**DIRECTIVE:**
Quote the data below in full, minus the images.

===

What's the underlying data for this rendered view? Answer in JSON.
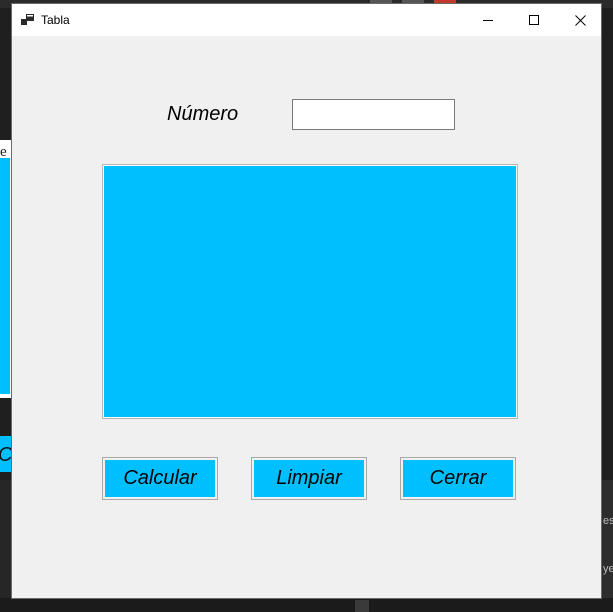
{
  "window": {
    "title": "Tabla",
    "icon": "app-window-icon",
    "controls": [
      "minimize-icon",
      "maximize-icon",
      "close-icon"
    ]
  },
  "form": {
    "numero_label": "Número",
    "numero_value": "",
    "output_text": ""
  },
  "buttons": {
    "calcular": "Calcular",
    "limpiar": "Limpiar",
    "cerrar": "Cerrar"
  },
  "colors": {
    "accent": "#00bfff",
    "form_background": "#f0f0f0",
    "titlebar": "#ffffff"
  }
}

===

**RESULT FOR THIS EXERCISE:**
What's the underlying data for this rendered view? Answer in JSON.
{
  "window": {
    "title": "Tabla",
    "icon": "app-window-icon",
    "controls": [
      "minimize-icon",
      "maximize-icon",
      "close-icon"
    ]
  },
  "form": {
    "numero_label": "Número",
    "numero_value": "",
    "output_text": ""
  },
  "buttons": {
    "calcular": "Calcular",
    "limpiar": "Limpiar",
    "cerrar": "Cerrar"
  },
  "colors": {
    "accent": "#00bfff",
    "form_background": "#f0f0f0",
    "titlebar": "#ffffff"
  }
}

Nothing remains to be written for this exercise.